[Task objective]: Gather each line in the entries that includes the string "Systems".

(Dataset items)
-- BEGIN --
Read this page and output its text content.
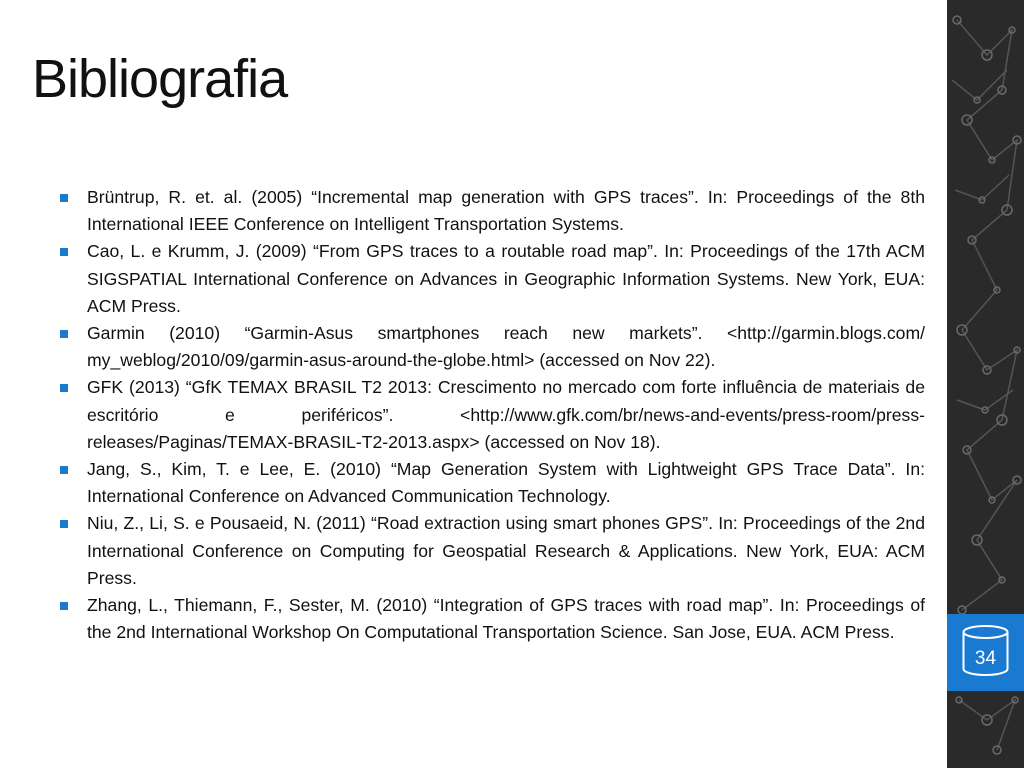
Bibliografia
Brüntrup, R. et. al. (2005) “Incremental map generation with GPS traces”. In: Proceedings of the 8th International IEEE Conference on Intelligent Transportation Systems.
Cao, L. e Krumm, J. (2009) “From GPS traces to a routable road map”. In: Proceedings of the 17th ACM SIGSPATIAL International Conference on Advances in Geographic Information Systems. New York, EUA: ACM Press.
Garmin (2010) “Garmin-Asus smartphones reach new markets”. <http://garmin.blogs.com/ my_weblog/2010/09/garmin-asus-around-the-globe.html> (accessed on Nov 22).
GFK (2013) “GfK TEMAX BRASIL T2 2013: Crescimento no mercado com forte influência de materiais de escritório e periféricos”. <http://www.gfk.com/br/news-and-events/press-room/press-releases/Paginas/TEMAX-BRASIL-T2-2013.aspx> (accessed on Nov 18).
Jang, S., Kim, T. e Lee, E. (2010) “Map Generation System with Lightweight GPS Trace Data”. In: International Conference on Advanced Communication Technology.
Niu, Z., Li, S. e Pousaeid, N. (2011) “Road extraction using smart phones GPS”. In: Proceedings of the 2nd International Conference on Computing for Geospatial Research & Applications. New York, EUA: ACM Press.
Zhang, L., Thiemann, F., Sester, M. (2010) “Integration of GPS traces with road map”. In: Proceedings of the 2nd International Workshop On Computational Transportation Science. San Jose, EUA. ACM Press.
34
-- END --
[Written response]:
Brüntrup, R. et. al. (2005) “Incremental map generation with GPS traces”. In: Proceedings of the 8th International IEEE Conference on Intelligent Transportation Systems.
Cao, L. e Krumm, J. (2009) “From GPS traces to a routable road map”. In: Proceedings of the 17th ACM SIGSPATIAL International Conference on Advances in Geographic Information Systems. New York, EUA: ACM Press.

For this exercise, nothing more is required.